§ Objetivo
Traduza para inglês a seguinte frase do texto citado sobre o espetáculo José, o Pai: «José, o Pai parece que nem quer ser drama nem quer ser comédia, embora se aproxime mais desta, com um humor sarcástico em certos momentos e quase absurdo noutros.»

§ Texto citado

========================================================================

O teatro da família e a família do teatro

'José, o Pai' de Elmano Sancho. Foto ©Sofia Berberan

Elmano Sancho, da Companhia Loup Solitaire, estreou José, o Pai, a terceira parte da sua trilogia sobre a Sagrada Família, após Maria, a Mãe (2020) e Jesus, o Filho (2022). A estreia foi na sexta-feira, 26 de maio de 2023, na Casa das Artes de Famalicão, e eu fui ver o espetáculo no sábado 27 de maio, convidado pelo Paulo Lage, da equipa de Loup Solitaire.

José, o Pai parece que nem quer ser drama nem quer ser comédia, embora se aproxime mais desta, com um humor sarcástico em certos momentos e quase absurdo noutros. Da comédia recolhe as entradas e saídas inesperadas e a substituição das portas por uma espécie de evocação abstrata de decorações de um teatro, desses que reluzem dourados e vermelhos de muita pompa. Também o recurso à metateatralidade, no facto de que as personagens atuam para entreter a velhice do pai, o grande ator idoso sem trabalho, que está à espera de que um telefonema o volte colocar nos palcos.

========================================================================

§ Bloco de dados
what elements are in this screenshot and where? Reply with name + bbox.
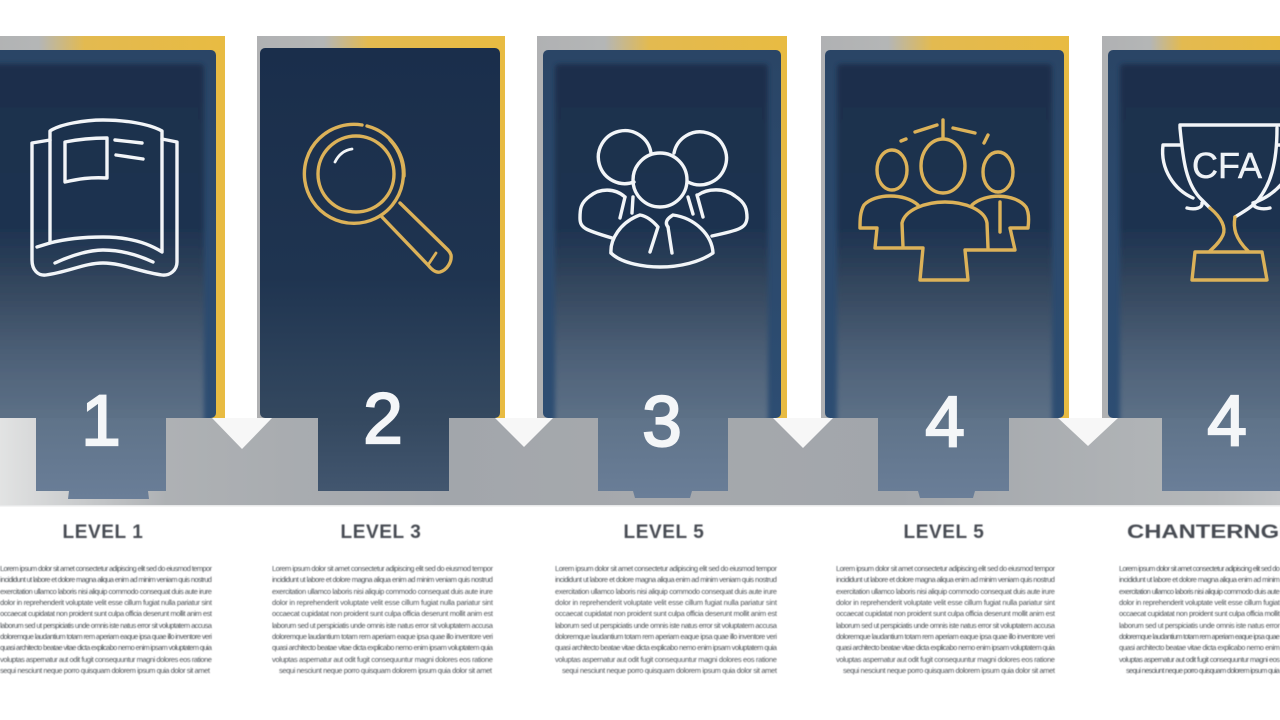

========================================================================

§ Resultado
José, o Pai seems to want to be neither drama nor comedy, though it comes closer to the latter, with a humor that is sarcastic at certain moments and almost absurd at others.